BEGIN Records for processing
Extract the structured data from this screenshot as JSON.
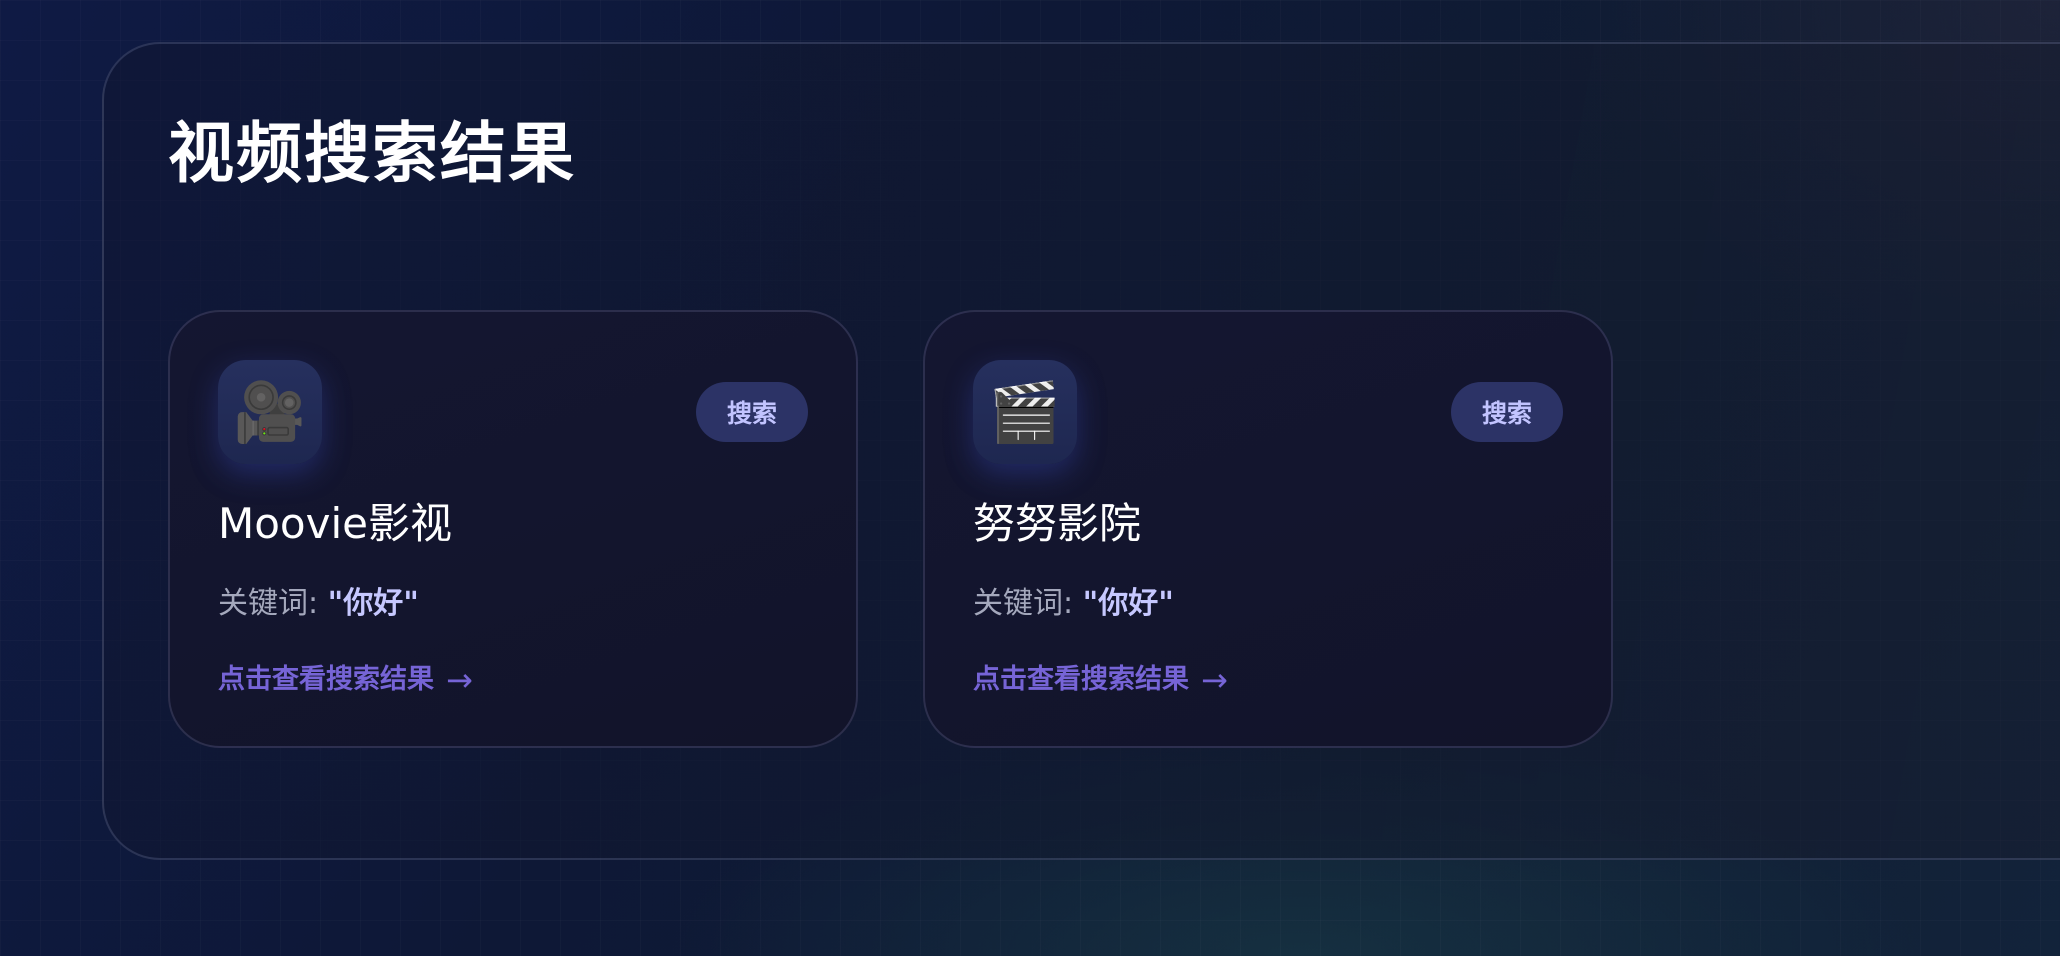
{
  "page": {
    "title": "视频搜索结果"
  },
  "results": [
    {
      "icon": "movie-camera-icon",
      "icon_glyph": "🎥",
      "name": "Moovie影视",
      "search_label": "搜索",
      "keyword_label": "关键词: ",
      "keyword_value": "\"你好\"",
      "link_text": "点击查看搜索结果",
      "link_arrow": "→"
    },
    {
      "icon": "clapper-board-icon",
      "icon_glyph": "🎬",
      "name": "努努影院",
      "search_label": "搜索",
      "keyword_label": "关键词: ",
      "keyword_value": "\"你好\"",
      "link_text": "点击查看搜索结果",
      "link_arrow": "→"
    }
  ],
  "colors": {
    "accent": "#7664d6",
    "button_bg": "#2c3366",
    "button_text": "#c2c4ff",
    "keyword_highlight": "#c6c8ff"
  }
}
END Records for processing
Objective. All the records above need to be given again word for word. Skip the pictures.

Answer to the task.
Extract the structured data from this screenshot as JSON.
{
  "page": {
    "title": "视频搜索结果"
  },
  "results": [
    {
      "icon": "movie-camera-icon",
      "icon_glyph": "🎥",
      "name": "Moovie影视",
      "search_label": "搜索",
      "keyword_label": "关键词: ",
      "keyword_value": "\"你好\"",
      "link_text": "点击查看搜索结果",
      "link_arrow": "→"
    },
    {
      "icon": "clapper-board-icon",
      "icon_glyph": "🎬",
      "name": "努努影院",
      "search_label": "搜索",
      "keyword_label": "关键词: ",
      "keyword_value": "\"你好\"",
      "link_text": "点击查看搜索结果",
      "link_arrow": "→"
    }
  ],
  "colors": {
    "accent": "#7664d6",
    "button_bg": "#2c3366",
    "button_text": "#c2c4ff",
    "keyword_highlight": "#c6c8ff"
  }
}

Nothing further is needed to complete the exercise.